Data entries
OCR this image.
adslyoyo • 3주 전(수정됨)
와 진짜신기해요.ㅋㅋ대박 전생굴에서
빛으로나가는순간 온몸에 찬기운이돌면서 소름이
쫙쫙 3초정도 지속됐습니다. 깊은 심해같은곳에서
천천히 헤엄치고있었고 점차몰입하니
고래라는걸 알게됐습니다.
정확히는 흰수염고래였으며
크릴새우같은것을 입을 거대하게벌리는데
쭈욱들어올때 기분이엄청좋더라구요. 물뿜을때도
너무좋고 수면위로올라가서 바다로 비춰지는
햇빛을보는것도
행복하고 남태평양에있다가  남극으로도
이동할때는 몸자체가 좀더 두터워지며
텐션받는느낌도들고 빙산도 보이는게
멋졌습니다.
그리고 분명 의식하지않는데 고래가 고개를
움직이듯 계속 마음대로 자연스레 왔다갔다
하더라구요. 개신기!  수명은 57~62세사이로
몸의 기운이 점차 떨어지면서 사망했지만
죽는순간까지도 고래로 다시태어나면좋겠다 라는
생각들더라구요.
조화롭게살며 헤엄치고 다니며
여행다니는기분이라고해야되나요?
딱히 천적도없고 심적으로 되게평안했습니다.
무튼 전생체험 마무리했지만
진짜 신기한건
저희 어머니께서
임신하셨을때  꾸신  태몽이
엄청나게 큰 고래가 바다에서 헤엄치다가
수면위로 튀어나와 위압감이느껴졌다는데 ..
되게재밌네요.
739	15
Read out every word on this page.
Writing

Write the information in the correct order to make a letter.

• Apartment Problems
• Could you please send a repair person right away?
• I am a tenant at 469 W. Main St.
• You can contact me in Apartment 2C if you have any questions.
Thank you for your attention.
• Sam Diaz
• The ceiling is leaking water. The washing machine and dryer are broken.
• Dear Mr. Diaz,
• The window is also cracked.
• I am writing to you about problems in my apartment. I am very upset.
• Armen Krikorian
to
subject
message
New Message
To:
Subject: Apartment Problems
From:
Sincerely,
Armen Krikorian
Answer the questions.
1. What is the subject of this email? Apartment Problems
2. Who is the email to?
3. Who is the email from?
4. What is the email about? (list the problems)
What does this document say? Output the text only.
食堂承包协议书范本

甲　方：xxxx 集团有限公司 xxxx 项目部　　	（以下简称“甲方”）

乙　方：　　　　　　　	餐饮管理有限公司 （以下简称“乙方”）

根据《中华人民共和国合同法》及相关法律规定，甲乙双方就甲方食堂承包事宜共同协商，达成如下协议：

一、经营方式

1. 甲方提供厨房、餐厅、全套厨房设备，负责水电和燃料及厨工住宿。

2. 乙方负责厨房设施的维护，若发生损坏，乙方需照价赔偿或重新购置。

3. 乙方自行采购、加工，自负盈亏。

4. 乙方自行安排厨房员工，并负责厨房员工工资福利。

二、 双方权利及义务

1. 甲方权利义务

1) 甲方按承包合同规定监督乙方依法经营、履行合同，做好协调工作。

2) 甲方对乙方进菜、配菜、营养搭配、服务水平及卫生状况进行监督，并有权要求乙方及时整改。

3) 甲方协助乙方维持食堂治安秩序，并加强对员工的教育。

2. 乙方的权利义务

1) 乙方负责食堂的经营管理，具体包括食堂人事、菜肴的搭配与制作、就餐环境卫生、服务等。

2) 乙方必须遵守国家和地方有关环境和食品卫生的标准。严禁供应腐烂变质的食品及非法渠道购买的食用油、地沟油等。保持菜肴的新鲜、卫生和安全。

## Stated task
Return all the data above once more, precisely as given.

## Answer to this exercise
OCR this image.
adslyoyo • 3주 전(수정됨)
와 진짜신기해요.ㅋㅋ대박 전생굴에서
빛으로나가는순간 온몸에 찬기운이돌면서 소름이
쫙쫙 3초정도 지속됐습니다. 깊은 심해같은곳에서
천천히 헤엄치고있었고 점차몰입하니
고래라는걸 알게됐습니다.
정확히는 흰수염고래였으며
크릴새우같은것을 입을 거대하게벌리는데
쭈욱들어올때 기분이엄청좋더라구요. 물뿜을때도
너무좋고 수면위로올라가서 바다로 비춰지는
햇빛을보는것도
행복하고 남태평양에있다가  남극으로도
이동할때는 몸자체가 좀더 두터워지며
텐션받는느낌도들고 빙산도 보이는게
멋졌습니다.
그리고 분명 의식하지않는데 고래가 고개를
움직이듯 계속 마음대로 자연스레 왔다갔다
하더라구요. 개신기!  수명은 57~62세사이로
몸의 기운이 점차 떨어지면서 사망했지만
죽는순간까지도 고래로 다시태어나면좋겠다 라는
생각들더라구요.
조화롭게살며 헤엄치고 다니며
여행다니는기분이라고해야되나요?
딱히 천적도없고 심적으로 되게평안했습니다.
무튼 전생체험 마무리했지만
진짜 신기한건
저희 어머니께서
임신하셨을때  꾸신  태몽이
엄청나게 큰 고래가 바다에서 헤엄치다가
수면위로 튀어나와 위압감이느껴졌다는데 ..
되게재밌네요.
739	15
Read out every word on this page.
Writing

Write the information in the correct order to make a letter.

• Apartment Problems
• Could you please send a repair person right away?
• I am a tenant at 469 W. Main St.
• You can contact me in Apartment 2C if you have any questions.
Thank you for your attention.
• Sam Diaz
• The ceiling is leaking water. The washing machine and dryer are broken.
• Dear Mr. Diaz,
• The window is also cracked.
• I am writing to you about problems in my apartment. I am very upset.
• Armen Krikorian
to
subject
message
New Message
To:
Subject: Apartment Problems
From:
Sincerely,
Armen Krikorian
Answer the questions.
1. What is the subject of this email? Apartment Problems
2. Who is the email to?
3. Who is the email from?
4. What is the email about? (list the problems)
What does this document say? Output the text only.
食堂承包协议书范本

甲　方：xxxx 集团有限公司 xxxx 项目部　　	（以下简称“甲方”）

乙　方：　　　　　　　	餐饮管理有限公司 （以下简称“乙方”）

根据《中华人民共和国合同法》及相关法律规定，甲乙双方就甲方食堂承包事宜共同协商，达成如下协议：

一、经营方式

1. 甲方提供厨房、餐厅、全套厨房设备，负责水电和燃料及厨工住宿。

2. 乙方负责厨房设施的维护，若发生损坏，乙方需照价赔偿或重新购置。

3. 乙方自行采购、加工，自负盈亏。

4. 乙方自行安排厨房员工，并负责厨房员工工资福利。

二、 双方权利及义务

1. 甲方权利义务

1) 甲方按承包合同规定监督乙方依法经营、履行合同，做好协调工作。

2) 甲方对乙方进菜、配菜、营养搭配、服务水平及卫生状况进行监督，并有权要求乙方及时整改。

3) 甲方协助乙方维持食堂治安秩序，并加强对员工的教育。

2. 乙方的权利义务

1) 乙方负责食堂的经营管理，具体包括食堂人事、菜肴的搭配与制作、就餐环境卫生、服务等。

2) 乙方必须遵守国家和地方有关环境和食品卫生的标准。严禁供应腐烂变质的食品及非法渠道购买的食用油、地沟油等。保持菜肴的新鲜、卫生和安全。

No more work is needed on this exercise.